§ **Excerpted records**
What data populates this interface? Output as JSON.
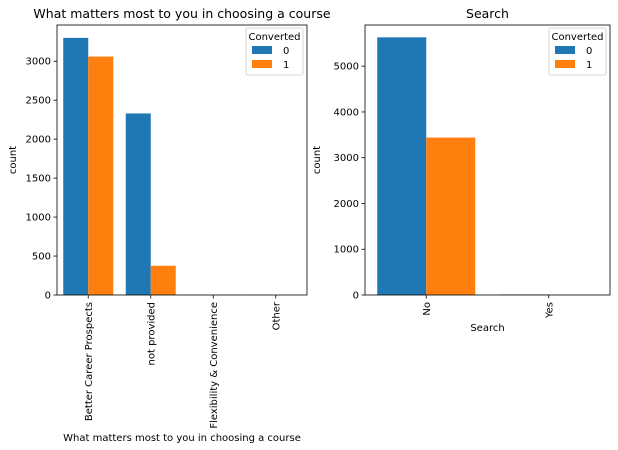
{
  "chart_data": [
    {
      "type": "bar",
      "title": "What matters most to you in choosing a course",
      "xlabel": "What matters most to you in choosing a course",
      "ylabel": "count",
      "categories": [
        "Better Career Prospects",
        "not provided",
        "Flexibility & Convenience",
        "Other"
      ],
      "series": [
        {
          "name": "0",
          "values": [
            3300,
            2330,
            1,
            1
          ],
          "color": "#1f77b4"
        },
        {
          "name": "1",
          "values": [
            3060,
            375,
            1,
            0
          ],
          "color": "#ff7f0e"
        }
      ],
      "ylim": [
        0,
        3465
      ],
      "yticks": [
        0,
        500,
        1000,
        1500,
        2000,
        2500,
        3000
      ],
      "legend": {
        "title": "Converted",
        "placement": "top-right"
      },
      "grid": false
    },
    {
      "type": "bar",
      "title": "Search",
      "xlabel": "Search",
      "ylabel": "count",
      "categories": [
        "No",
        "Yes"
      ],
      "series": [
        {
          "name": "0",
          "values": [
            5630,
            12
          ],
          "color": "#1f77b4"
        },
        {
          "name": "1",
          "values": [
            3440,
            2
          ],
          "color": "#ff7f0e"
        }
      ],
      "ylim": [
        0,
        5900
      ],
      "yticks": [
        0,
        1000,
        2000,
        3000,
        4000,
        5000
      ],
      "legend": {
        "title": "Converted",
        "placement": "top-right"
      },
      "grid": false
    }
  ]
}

§ **Exercise instructions**
Copy all the records above exactly, but leave out the pictures.

§ **Result of the exercise**
What data populates this interface? Output as JSON.
{
  "chart_data": [
    {
      "type": "bar",
      "title": "What matters most to you in choosing a course",
      "xlabel": "What matters most to you in choosing a course",
      "ylabel": "count",
      "categories": [
        "Better Career Prospects",
        "not provided",
        "Flexibility & Convenience",
        "Other"
      ],
      "series": [
        {
          "name": "0",
          "values": [
            3300,
            2330,
            1,
            1
          ],
          "color": "#1f77b4"
        },
        {
          "name": "1",
          "values": [
            3060,
            375,
            1,
            0
          ],
          "color": "#ff7f0e"
        }
      ],
      "ylim": [
        0,
        3465
      ],
      "yticks": [
        0,
        500,
        1000,
        1500,
        2000,
        2500,
        3000
      ],
      "legend": {
        "title": "Converted",
        "placement": "top-right"
      },
      "grid": false
    },
    {
      "type": "bar",
      "title": "Search",
      "xlabel": "Search",
      "ylabel": "count",
      "categories": [
        "No",
        "Yes"
      ],
      "series": [
        {
          "name": "0",
          "values": [
            5630,
            12
          ],
          "color": "#1f77b4"
        },
        {
          "name": "1",
          "values": [
            3440,
            2
          ],
          "color": "#ff7f0e"
        }
      ],
      "ylim": [
        0,
        5900
      ],
      "yticks": [
        0,
        1000,
        2000,
        3000,
        4000,
        5000
      ],
      "legend": {
        "title": "Converted",
        "placement": "top-right"
      },
      "grid": false
    }
  ]
}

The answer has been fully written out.